> **WHAT THIS TASK INVOLVES**
Scan the material and copy every line in which "FRUIT" appears.

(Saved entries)
-------------------------

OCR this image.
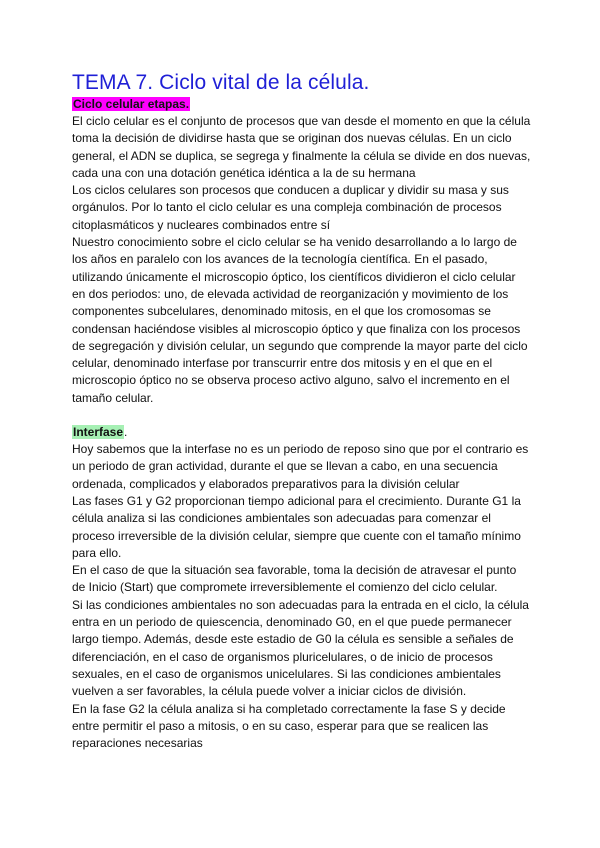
TEMA 7. Ciclo vital de la célula.

Ciclo celular etapas.

El ciclo celular es el conjunto de procesos que van desde el momento en que la célula toma la decisión de dividirse hasta que se originan dos nuevas células. En un ciclo general, el ADN se duplica, se segrega y finalmente la célula se divide en dos nuevas, cada una con una dotación genética idéntica a la de su hermana

Los ciclos celulares son procesos que conducen a duplicar y dividir su masa y sus orgánulos. Por lo tanto el ciclo celular es una compleja combinación de procesos citoplasmáticos y nucleares combinados entre sí

Nuestro conocimiento sobre el ciclo celular se ha venido desarrollando a lo largo de los años en paralelo con los avances de la tecnología científica. En el pasado, utilizando únicamente el microscopio óptico, los científicos dividieron el ciclo celular en dos periodos: uno, de elevada actividad de reorganización y movimiento de los componentes subcelulares, denominado mitosis, en el que los cromosomas se condensan haciéndose visibles al microscopio óptico y que finaliza con los procesos de segregación y división celular, un segundo que comprende la mayor parte del ciclo celular, denominado interfase por transcurrir entre dos mitosis y en el que en el microscopio óptico no se observa proceso activo alguno, salvo el incremento en el tamaño celular.

Interfase.

Hoy sabemos que la interfase no es un periodo de reposo sino que por el contrario es un periodo de gran actividad, durante el que se llevan a cabo, en una secuencia ordenada, complicados y elaborados preparativos para la división celular

Las fases G1 y G2 proporcionan tiempo adicional para el crecimiento. Durante G1 la célula analiza si las condiciones ambientales son adecuadas para comenzar el proceso irreversible de la división celular, siempre que cuente con el tamaño mínimo para ello.

En el caso de que la situación sea favorable, toma la decisión de atravesar el punto de Inicio (Start) que compromete irreversiblemente el comienzo del ciclo celular.

Si las condiciones ambientales no son adecuadas para la entrada en el ciclo, la célula entra en un periodo de quiescencia, denominado G0, en el que puede permanecer largo tiempo. Además, desde este estadio de G0 la célula es sensible a señales de diferenciación, en el caso de organismos pluricelulares, o de inicio de procesos sexuales, en el caso de organismos unicelulares. Si las condiciones ambientales vuelven a ser favorables, la célula puede volver a iniciar ciclos de división.

En la fase G2 la célula analiza si ha completado correctamente la fase S y decide entre permitir el paso a mitosis, o en su caso, esperar para que se realicen las reparaciones necesarias
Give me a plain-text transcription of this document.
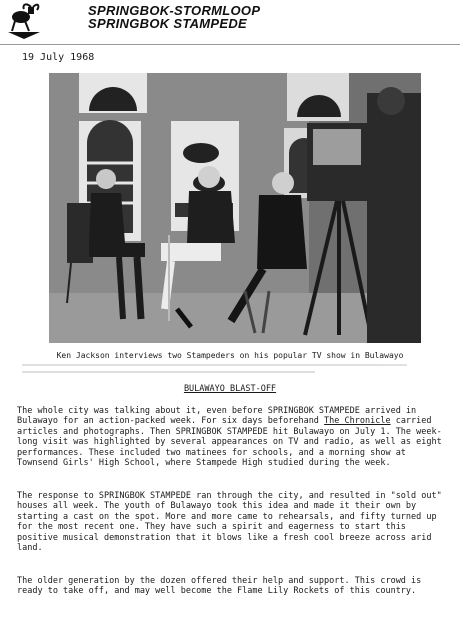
SPRINGBOK-STORMLOOP
SPRINGBOK STAMPEDE
19 July 1968
Ken Jackson interviews two Stampeders on his popular TV show in Bulawayo
BULAWAYO BLAST-OFF

The whole city was talking about it, even before SPRINGBOK STAMPEDE arrived in Bulawayo for an action-packed week. For six days beforehand The Chronicle carried articles and photographs. Then SPRINGBOK STAMPEDE hit Bulawayo on July 1. The week-long visit was highlighted by several appearances on TV and radio, as well as eight performances. These included two matinees for schools, and a morning show at Townsend Girls' High School, where Stampede High studied during the week.

The response to SPRINGBOK STAMPEDE ran through the city, and resulted in "sold out" houses all week. The youth of Bulawayo took this idea and made it their own by starting a cast on the spot. More and more came to rehearsals, and fifty turned up for the most recent one. They have such a spirit and eagerness to start this positive musical demonstration that it blows like a fresh cool breeze across arid land.

The older generation by the dozen offered their help and support. This crowd is ready to take off, and may well become the Flame Lily Rockets of this country.
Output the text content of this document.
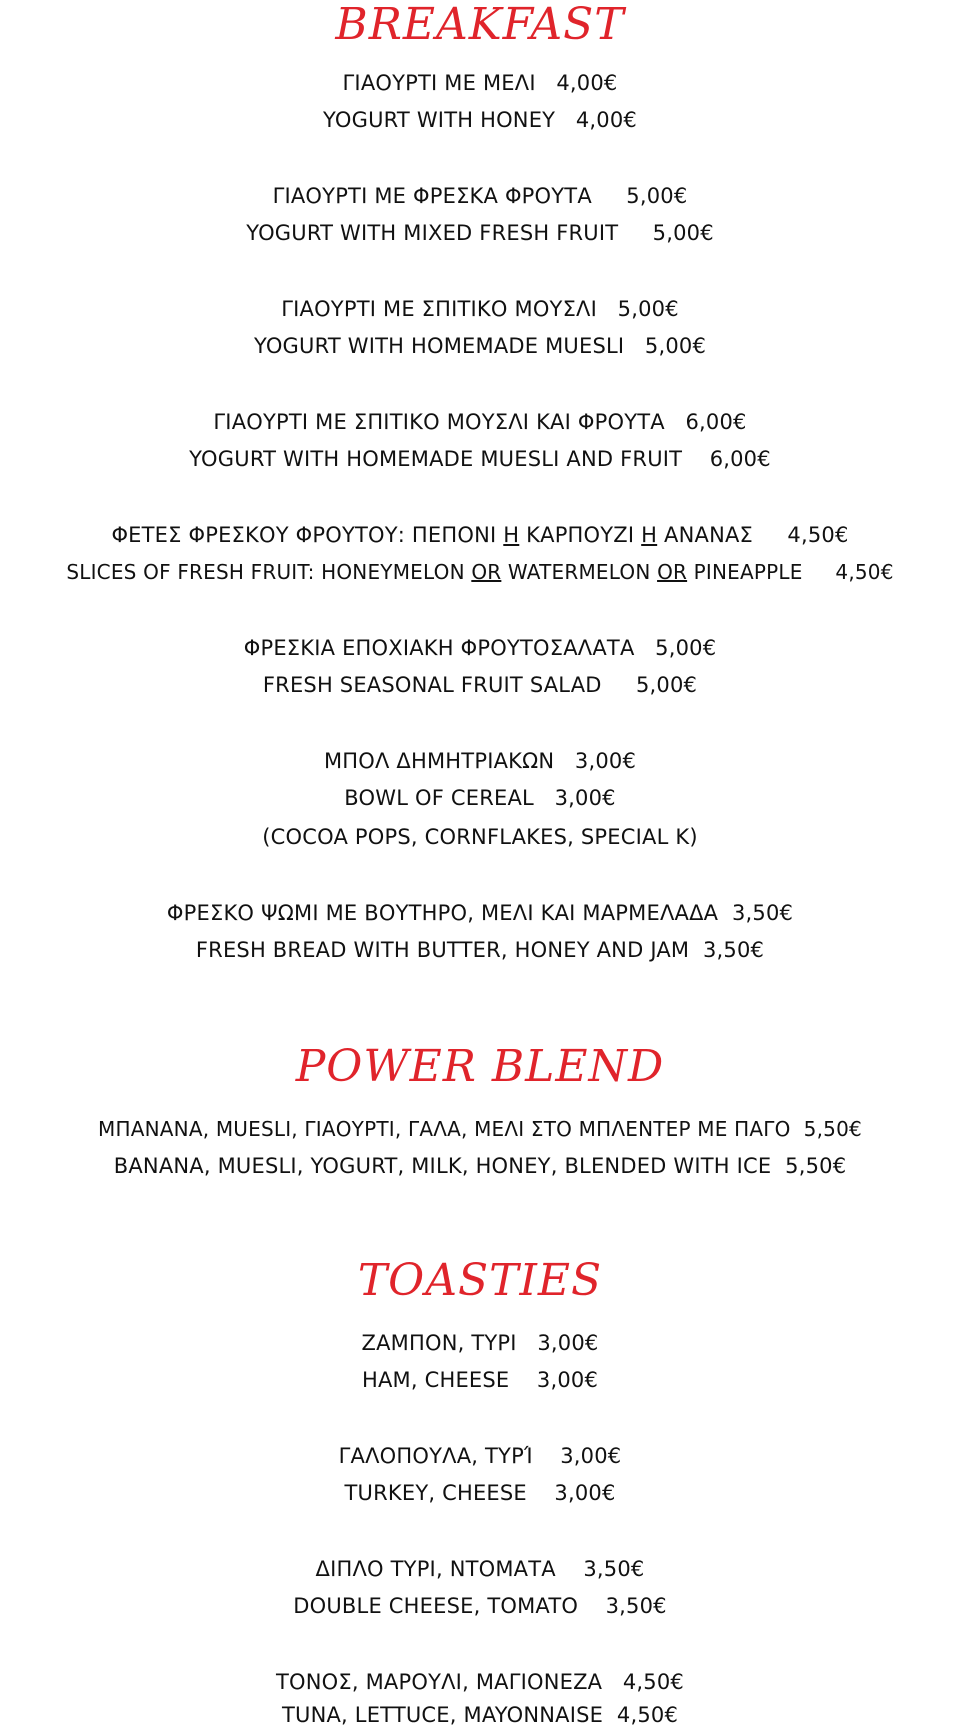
BREAKFAST
ΓΙΑΟΥΡΤΙ ΜΕ ΜΕΛΙ   4,00€
YOGURT WITH HONEY   4,00€
ΓΙΑΟΥΡΤΙ ΜΕ ΦΡΕΣΚΑ ΦΡΟΥΤΑ     5,00€
YOGURT WITH MIXED FRESH FRUIT     5,00€
ΓΙΑΟΥΡΤΙ ΜΕ ΣΠΙΤΙΚΟ ΜΟΥΣΛΙ   5,00€
YOGURT WITH HOMEMADE MUESLI   5,00€
ΓΙΑΟΥΡΤΙ ΜΕ ΣΠΙΤΙΚΟ ΜΟΥΣΛΙ ΚΑΙ ΦΡΟΥΤΑ   6,00€
YOGURT WITH HOMEMADE MUESLI AND FRUIT    6,00€
ΦΕΤΕΣ ΦΡΕΣΚΟΥ ΦΡΟΥΤΟΥ: ΠΕΠΟΝΙ Η ΚΑΡΠΟΥΖΙ Η ΑΝΑΝΑΣ     4,50€
SLICES OF FRESH FRUIT: HONEYMELON OR WATERMELON OR PINEAPPLE     4,50€
ΦΡΕΣΚΙΑ ΕΠΟΧΙΑΚΗ ΦΡΟΥΤΟΣΑΛΑΤΑ   5,00€
FRESH SEASONAL FRUIT SALAD     5,00€
ΜΠΟΛ ΔΗΜΗΤΡΙΑΚΩΝ   3,00€
BOWL OF CEREAL   3,00€
(COCOA POPS, CORNFLAKES, SPECIAL K)
ΦΡΕΣΚΟ ΨΩΜΙ ΜΕ ΒΟΥΤΗΡΟ, ΜΕΛΙ ΚΑΙ ΜΑΡΜΕΛΑΔΑ  3,50€
FRESH BREAD WITH BUTTER, HONEY AND JAM  3,50€
POWER BLEND
ΜΠΑΝΑΝΑ, MUESLI, ΓΙΑΟΥΡΤΙ, ΓΑΛΑ, ΜΕΛΙ ΣΤΟ ΜΠΛΕΝΤΕΡ ΜΕ ΠΑΓΟ  5,50€
BANANA, MUESLI, YOGURT, MILK, HONEY, BLENDED WITH ICE  5,50€
TOASTIES
ΖΑΜΠΟΝ, ΤΥΡΙ   3,00€
HAM, CHEESE    3,00€
ΓΑΛΟΠΟΥΛΑ, ΤΥΡΊ    3,00€
TURKEY, CHEESE    3,00€
ΔΙΠΛΟ ΤΥΡΙ, ΝΤΟΜΑΤΑ    3,50€
DOUBLE CHEESE, TOMATO    3,50€
ΤΟΝΟΣ, ΜΑΡΟΥΛΙ, ΜΑΓΙΟΝΕΖΑ   4,50€
TUNA, LETTUCE, MAYONNAISE  4,50€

-------------------------

> **CORRECT RESULT**
YOGURT WITH MIXED FRESH FRUIT     5,00€
YOGURT WITH HOMEMADE MUESLI AND FRUIT    6,00€
SLICES OF FRESH FRUIT: HONEYMELON OR WATERMELON OR PINEAPPLE     4,50€
FRESH SEASONAL FRUIT SALAD     5,00€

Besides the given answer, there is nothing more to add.